TASK REQUIREMENTS: Count the lines below that contain the word "Corn", and reply with that number alone.

MATERIAL PROVIDED:
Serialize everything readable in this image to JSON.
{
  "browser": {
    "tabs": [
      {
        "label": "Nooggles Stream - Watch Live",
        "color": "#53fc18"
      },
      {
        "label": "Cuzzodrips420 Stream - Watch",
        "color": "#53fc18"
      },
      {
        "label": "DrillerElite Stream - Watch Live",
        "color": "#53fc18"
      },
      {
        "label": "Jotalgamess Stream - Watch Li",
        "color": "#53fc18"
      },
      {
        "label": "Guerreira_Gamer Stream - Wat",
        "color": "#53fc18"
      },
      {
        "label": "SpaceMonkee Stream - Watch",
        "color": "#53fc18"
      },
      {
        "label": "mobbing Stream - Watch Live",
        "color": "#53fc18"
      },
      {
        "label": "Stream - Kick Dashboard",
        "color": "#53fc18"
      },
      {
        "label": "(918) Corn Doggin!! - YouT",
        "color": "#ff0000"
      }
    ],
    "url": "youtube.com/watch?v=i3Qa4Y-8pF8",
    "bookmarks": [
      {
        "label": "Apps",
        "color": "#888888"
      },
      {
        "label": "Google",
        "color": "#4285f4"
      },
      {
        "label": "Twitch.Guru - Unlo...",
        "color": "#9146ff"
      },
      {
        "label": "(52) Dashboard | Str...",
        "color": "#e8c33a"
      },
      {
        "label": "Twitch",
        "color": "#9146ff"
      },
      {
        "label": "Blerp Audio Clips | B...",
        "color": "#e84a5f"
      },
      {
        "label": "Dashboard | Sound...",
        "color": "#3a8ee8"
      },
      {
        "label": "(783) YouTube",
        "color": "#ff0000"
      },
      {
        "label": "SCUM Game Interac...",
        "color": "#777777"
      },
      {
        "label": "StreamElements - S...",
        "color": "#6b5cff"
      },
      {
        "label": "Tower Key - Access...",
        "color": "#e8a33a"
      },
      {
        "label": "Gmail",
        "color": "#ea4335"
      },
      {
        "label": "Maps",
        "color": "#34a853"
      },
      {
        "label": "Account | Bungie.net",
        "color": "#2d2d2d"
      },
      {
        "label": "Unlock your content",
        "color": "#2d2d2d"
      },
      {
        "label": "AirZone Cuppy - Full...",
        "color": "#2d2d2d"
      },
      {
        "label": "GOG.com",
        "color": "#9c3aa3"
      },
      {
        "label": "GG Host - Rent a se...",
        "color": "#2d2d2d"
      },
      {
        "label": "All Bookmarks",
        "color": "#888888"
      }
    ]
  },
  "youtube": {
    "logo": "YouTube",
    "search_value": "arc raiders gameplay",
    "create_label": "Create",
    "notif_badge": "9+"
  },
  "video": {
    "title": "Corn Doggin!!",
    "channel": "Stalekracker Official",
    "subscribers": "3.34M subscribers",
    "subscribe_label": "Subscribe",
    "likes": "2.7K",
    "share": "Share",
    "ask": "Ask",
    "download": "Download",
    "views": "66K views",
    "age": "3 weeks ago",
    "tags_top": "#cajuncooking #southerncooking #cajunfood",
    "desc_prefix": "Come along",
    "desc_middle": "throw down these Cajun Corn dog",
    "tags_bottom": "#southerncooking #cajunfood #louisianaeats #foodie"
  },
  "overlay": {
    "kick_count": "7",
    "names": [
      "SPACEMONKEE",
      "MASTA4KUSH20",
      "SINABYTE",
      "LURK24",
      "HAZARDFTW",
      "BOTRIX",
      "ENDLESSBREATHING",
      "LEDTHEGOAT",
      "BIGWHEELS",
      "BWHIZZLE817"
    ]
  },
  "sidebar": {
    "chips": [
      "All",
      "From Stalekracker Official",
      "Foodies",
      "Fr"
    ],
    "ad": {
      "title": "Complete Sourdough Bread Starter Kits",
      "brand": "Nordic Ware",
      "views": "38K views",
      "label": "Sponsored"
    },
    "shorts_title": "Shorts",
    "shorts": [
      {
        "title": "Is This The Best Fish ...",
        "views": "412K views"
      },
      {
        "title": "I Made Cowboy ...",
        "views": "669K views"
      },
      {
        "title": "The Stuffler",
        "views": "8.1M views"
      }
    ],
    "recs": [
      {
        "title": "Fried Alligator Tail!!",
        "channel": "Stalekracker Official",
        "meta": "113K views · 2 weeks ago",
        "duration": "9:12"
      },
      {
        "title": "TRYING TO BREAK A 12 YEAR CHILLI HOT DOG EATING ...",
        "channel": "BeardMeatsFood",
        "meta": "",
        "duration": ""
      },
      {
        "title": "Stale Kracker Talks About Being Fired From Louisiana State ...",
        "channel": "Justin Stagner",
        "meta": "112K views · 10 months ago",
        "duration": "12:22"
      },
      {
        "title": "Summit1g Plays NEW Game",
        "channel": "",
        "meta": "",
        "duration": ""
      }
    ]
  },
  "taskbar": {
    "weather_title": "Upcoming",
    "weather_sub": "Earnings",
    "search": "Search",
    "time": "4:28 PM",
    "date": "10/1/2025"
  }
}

FULL ANSWER: 3